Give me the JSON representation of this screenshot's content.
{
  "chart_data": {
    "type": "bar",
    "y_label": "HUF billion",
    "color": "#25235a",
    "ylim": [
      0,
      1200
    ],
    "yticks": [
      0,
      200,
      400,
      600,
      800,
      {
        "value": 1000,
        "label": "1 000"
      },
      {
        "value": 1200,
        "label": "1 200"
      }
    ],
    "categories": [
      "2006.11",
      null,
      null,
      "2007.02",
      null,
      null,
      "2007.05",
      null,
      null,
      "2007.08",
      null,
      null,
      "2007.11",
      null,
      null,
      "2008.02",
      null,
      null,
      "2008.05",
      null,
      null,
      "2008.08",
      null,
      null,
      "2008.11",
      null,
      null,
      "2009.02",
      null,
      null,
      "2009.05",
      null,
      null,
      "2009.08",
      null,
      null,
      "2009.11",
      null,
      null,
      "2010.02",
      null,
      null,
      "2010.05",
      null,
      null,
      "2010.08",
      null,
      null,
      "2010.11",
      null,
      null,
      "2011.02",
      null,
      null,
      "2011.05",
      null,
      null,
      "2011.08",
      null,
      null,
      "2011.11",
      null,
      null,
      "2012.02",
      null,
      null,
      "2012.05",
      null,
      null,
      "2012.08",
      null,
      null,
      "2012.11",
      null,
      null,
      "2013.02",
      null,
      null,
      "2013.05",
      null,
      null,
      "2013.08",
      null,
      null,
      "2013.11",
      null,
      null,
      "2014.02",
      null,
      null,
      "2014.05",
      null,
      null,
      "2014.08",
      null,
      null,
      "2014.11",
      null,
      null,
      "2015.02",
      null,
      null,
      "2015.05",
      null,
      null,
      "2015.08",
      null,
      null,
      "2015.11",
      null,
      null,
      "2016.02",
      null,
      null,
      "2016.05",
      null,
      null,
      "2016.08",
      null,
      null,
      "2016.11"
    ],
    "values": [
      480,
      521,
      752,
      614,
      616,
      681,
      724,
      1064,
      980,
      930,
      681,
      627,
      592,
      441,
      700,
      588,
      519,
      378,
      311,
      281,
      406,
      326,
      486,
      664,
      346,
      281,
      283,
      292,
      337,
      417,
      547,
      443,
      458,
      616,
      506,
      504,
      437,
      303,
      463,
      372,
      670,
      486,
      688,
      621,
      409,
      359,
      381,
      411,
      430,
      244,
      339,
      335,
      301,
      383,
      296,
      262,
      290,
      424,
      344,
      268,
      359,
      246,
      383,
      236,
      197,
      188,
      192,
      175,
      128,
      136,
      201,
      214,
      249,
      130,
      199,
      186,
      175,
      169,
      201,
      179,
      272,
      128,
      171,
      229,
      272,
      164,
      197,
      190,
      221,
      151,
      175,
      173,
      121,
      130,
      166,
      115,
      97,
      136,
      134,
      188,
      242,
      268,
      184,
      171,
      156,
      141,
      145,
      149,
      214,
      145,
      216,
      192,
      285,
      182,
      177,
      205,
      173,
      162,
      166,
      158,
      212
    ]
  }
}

━━━

WHAT YOU WILL DO: Print out every record again, exactly and in full.

TASK ANSWER:
Give me the JSON representation of this screenshot's content.
{
  "chart_data": {
    "type": "bar",
    "y_label": "HUF billion",
    "color": "#25235a",
    "ylim": [
      0,
      1200
    ],
    "yticks": [
      0,
      200,
      400,
      600,
      800,
      {
        "value": 1000,
        "label": "1 000"
      },
      {
        "value": 1200,
        "label": "1 200"
      }
    ],
    "categories": [
      "2006.11",
      null,
      null,
      "2007.02",
      null,
      null,
      "2007.05",
      null,
      null,
      "2007.08",
      null,
      null,
      "2007.11",
      null,
      null,
      "2008.02",
      null,
      null,
      "2008.05",
      null,
      null,
      "2008.08",
      null,
      null,
      "2008.11",
      null,
      null,
      "2009.02",
      null,
      null,
      "2009.05",
      null,
      null,
      "2009.08",
      null,
      null,
      "2009.11",
      null,
      null,
      "2010.02",
      null,
      null,
      "2010.05",
      null,
      null,
      "2010.08",
      null,
      null,
      "2010.11",
      null,
      null,
      "2011.02",
      null,
      null,
      "2011.05",
      null,
      null,
      "2011.08",
      null,
      null,
      "2011.11",
      null,
      null,
      "2012.02",
      null,
      null,
      "2012.05",
      null,
      null,
      "2012.08",
      null,
      null,
      "2012.11",
      null,
      null,
      "2013.02",
      null,
      null,
      "2013.05",
      null,
      null,
      "2013.08",
      null,
      null,
      "2013.11",
      null,
      null,
      "2014.02",
      null,
      null,
      "2014.05",
      null,
      null,
      "2014.08",
      null,
      null,
      "2014.11",
      null,
      null,
      "2015.02",
      null,
      null,
      "2015.05",
      null,
      null,
      "2015.08",
      null,
      null,
      "2015.11",
      null,
      null,
      "2016.02",
      null,
      null,
      "2016.05",
      null,
      null,
      "2016.08",
      null,
      null,
      "2016.11"
    ],
    "values": [
      480,
      521,
      752,
      614,
      616,
      681,
      724,
      1064,
      980,
      930,
      681,
      627,
      592,
      441,
      700,
      588,
      519,
      378,
      311,
      281,
      406,
      326,
      486,
      664,
      346,
      281,
      283,
      292,
      337,
      417,
      547,
      443,
      458,
      616,
      506,
      504,
      437,
      303,
      463,
      372,
      670,
      486,
      688,
      621,
      409,
      359,
      381,
      411,
      430,
      244,
      339,
      335,
      301,
      383,
      296,
      262,
      290,
      424,
      344,
      268,
      359,
      246,
      383,
      236,
      197,
      188,
      192,
      175,
      128,
      136,
      201,
      214,
      249,
      130,
      199,
      186,
      175,
      169,
      201,
      179,
      272,
      128,
      171,
      229,
      272,
      164,
      197,
      190,
      221,
      151,
      175,
      173,
      121,
      130,
      166,
      115,
      97,
      136,
      134,
      188,
      242,
      268,
      184,
      171,
      156,
      141,
      145,
      149,
      214,
      145,
      216,
      192,
      285,
      182,
      177,
      205,
      173,
      162,
      166,
      158,
      212
    ]
  }
}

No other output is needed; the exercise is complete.